• Your task:
Copy the records below word for word.

━━━━━━━━━━━━━━━━━━━━━━━━━━━━━━

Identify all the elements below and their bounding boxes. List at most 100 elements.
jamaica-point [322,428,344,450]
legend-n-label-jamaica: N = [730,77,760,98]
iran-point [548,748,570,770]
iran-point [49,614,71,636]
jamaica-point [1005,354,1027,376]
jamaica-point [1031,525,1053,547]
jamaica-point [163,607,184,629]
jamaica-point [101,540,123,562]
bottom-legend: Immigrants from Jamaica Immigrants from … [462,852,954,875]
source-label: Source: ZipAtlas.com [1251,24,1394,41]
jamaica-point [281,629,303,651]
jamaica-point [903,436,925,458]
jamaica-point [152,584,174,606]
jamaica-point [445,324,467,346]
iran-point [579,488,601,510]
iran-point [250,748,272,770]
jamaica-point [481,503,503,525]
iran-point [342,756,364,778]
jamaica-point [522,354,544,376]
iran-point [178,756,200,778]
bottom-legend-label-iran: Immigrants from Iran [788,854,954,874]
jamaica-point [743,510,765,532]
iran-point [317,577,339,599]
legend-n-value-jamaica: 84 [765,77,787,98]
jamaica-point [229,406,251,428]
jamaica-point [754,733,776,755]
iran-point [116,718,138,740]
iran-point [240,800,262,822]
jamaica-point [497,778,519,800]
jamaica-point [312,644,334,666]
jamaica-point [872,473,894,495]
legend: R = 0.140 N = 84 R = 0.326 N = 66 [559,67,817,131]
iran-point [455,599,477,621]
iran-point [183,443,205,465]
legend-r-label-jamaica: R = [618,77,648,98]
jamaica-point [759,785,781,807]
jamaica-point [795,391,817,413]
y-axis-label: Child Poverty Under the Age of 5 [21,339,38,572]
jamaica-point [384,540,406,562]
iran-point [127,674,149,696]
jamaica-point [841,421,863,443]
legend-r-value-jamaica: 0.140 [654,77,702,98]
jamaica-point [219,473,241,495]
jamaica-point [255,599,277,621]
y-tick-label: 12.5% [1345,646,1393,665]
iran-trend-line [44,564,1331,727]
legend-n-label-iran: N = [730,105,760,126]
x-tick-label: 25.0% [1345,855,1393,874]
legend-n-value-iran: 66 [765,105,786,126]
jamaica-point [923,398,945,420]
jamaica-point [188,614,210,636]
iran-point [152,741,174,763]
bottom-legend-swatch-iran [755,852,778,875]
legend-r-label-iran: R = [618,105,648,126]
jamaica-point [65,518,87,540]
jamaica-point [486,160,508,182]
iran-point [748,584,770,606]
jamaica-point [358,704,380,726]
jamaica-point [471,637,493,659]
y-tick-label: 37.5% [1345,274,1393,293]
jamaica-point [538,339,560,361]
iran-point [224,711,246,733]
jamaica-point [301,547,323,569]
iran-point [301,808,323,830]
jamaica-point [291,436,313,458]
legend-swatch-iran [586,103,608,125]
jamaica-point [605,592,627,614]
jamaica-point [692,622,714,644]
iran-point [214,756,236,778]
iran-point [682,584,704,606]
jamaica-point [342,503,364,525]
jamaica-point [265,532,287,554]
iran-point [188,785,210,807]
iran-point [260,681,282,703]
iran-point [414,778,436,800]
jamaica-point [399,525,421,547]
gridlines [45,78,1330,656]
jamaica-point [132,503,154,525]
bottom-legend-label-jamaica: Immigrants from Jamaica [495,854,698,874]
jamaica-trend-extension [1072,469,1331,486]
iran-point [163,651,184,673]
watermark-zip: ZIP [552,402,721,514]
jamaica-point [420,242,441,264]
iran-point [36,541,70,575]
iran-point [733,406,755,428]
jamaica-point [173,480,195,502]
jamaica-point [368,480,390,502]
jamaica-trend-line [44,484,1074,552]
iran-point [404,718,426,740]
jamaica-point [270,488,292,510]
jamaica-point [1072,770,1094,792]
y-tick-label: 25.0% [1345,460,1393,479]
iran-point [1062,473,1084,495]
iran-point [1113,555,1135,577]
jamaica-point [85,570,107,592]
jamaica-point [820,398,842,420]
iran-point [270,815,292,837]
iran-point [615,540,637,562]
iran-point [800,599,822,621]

━━━━━━━━━━━━━━━━━━━━━━━━━━━━━━

• Solution to the exercise:
Identify all the elements below and their bounding boxes. List at most 100 elements.
jamaica-point [322,428,344,450]
legend-n-label-jamaica: N = [730,77,760,98]
iran-point [548,748,570,770]
iran-point [49,614,71,636]
jamaica-point [1005,354,1027,376]
jamaica-point [1031,525,1053,547]
jamaica-point [163,607,184,629]
jamaica-point [101,540,123,562]
bottom-legend: Immigrants from Jamaica Immigrants from … [462,852,954,875]
source-label: Source: ZipAtlas.com [1251,24,1394,41]
jamaica-point [281,629,303,651]
jamaica-point [903,436,925,458]
jamaica-point [152,584,174,606]
jamaica-point [445,324,467,346]
iran-point [579,488,601,510]
iran-point [250,748,272,770]
jamaica-point [481,503,503,525]
iran-point [342,756,364,778]
jamaica-point [522,354,544,376]
iran-point [178,756,200,778]
bottom-legend-label-iran: Immigrants from Iran [788,854,954,874]
jamaica-point [743,510,765,532]
iran-point [317,577,339,599]
legend-n-value-jamaica: 84 [765,77,787,98]
jamaica-point [229,406,251,428]
jamaica-point [754,733,776,755]
iran-point [116,718,138,740]
iran-point [240,800,262,822]
jamaica-point [497,778,519,800]
jamaica-point [312,644,334,666]
jamaica-point [872,473,894,495]
legend: R = 0.140 N = 84 R = 0.326 N = 66 [559,67,817,131]
iran-point [455,599,477,621]
iran-point [183,443,205,465]
legend-r-label-jamaica: R = [618,77,648,98]
jamaica-point [759,785,781,807]
jamaica-point [795,391,817,413]
y-axis-label: Child Poverty Under the Age of 5 [21,339,38,572]
jamaica-point [384,540,406,562]
iran-point [127,674,149,696]
jamaica-point [841,421,863,443]
legend-r-value-jamaica: 0.140 [654,77,702,98]
jamaica-point [219,473,241,495]
jamaica-point [255,599,277,621]
y-tick-label: 12.5% [1345,646,1393,665]
iran-trend-line [44,564,1331,727]
legend-n-label-iran: N = [730,105,760,126]
x-tick-label: 25.0% [1345,855,1393,874]
legend-n-value-iran: 66 [765,105,786,126]
jamaica-point [923,398,945,420]
jamaica-point [188,614,210,636]
iran-point [152,741,174,763]
bottom-legend-swatch-iran [755,852,778,875]
legend-r-label-iran: R = [618,105,648,126]
jamaica-point [65,518,87,540]
jamaica-point [486,160,508,182]
iran-point [748,584,770,606]
jamaica-point [358,704,380,726]
jamaica-point [471,637,493,659]
y-tick-label: 37.5% [1345,274,1393,293]
jamaica-point [538,339,560,361]
iran-point [224,711,246,733]
jamaica-point [301,547,323,569]
iran-point [301,808,323,830]
jamaica-point [291,436,313,458]
legend-swatch-iran [586,103,608,125]
jamaica-point [605,592,627,614]
jamaica-point [692,622,714,644]
iran-point [214,756,236,778]
iran-point [682,584,704,606]
jamaica-point [342,503,364,525]
jamaica-point [265,532,287,554]
iran-point [188,785,210,807]
iran-point [260,681,282,703]
iran-point [414,778,436,800]
jamaica-point [399,525,421,547]
gridlines [45,78,1330,656]
jamaica-point [132,503,154,525]
bottom-legend-label-jamaica: Immigrants from Jamaica [495,854,698,874]
jamaica-trend-extension [1072,469,1331,486]
iran-point [163,651,184,673]
watermark-zip: ZIP [552,402,721,514]
jamaica-point [420,242,441,264]
iran-point [36,541,70,575]
iran-point [733,406,755,428]
jamaica-point [173,480,195,502]
jamaica-point [368,480,390,502]
jamaica-trend-line [44,484,1074,552]
iran-point [404,718,426,740]
jamaica-point [270,488,292,510]
jamaica-point [1072,770,1094,792]
y-tick-label: 25.0% [1345,460,1393,479]
iran-point [1062,473,1084,495]
iran-point [1113,555,1135,577]
jamaica-point [85,570,107,592]
jamaica-point [820,398,842,420]
iran-point [270,815,292,837]
iran-point [615,540,637,562]
iran-point [800,599,822,621]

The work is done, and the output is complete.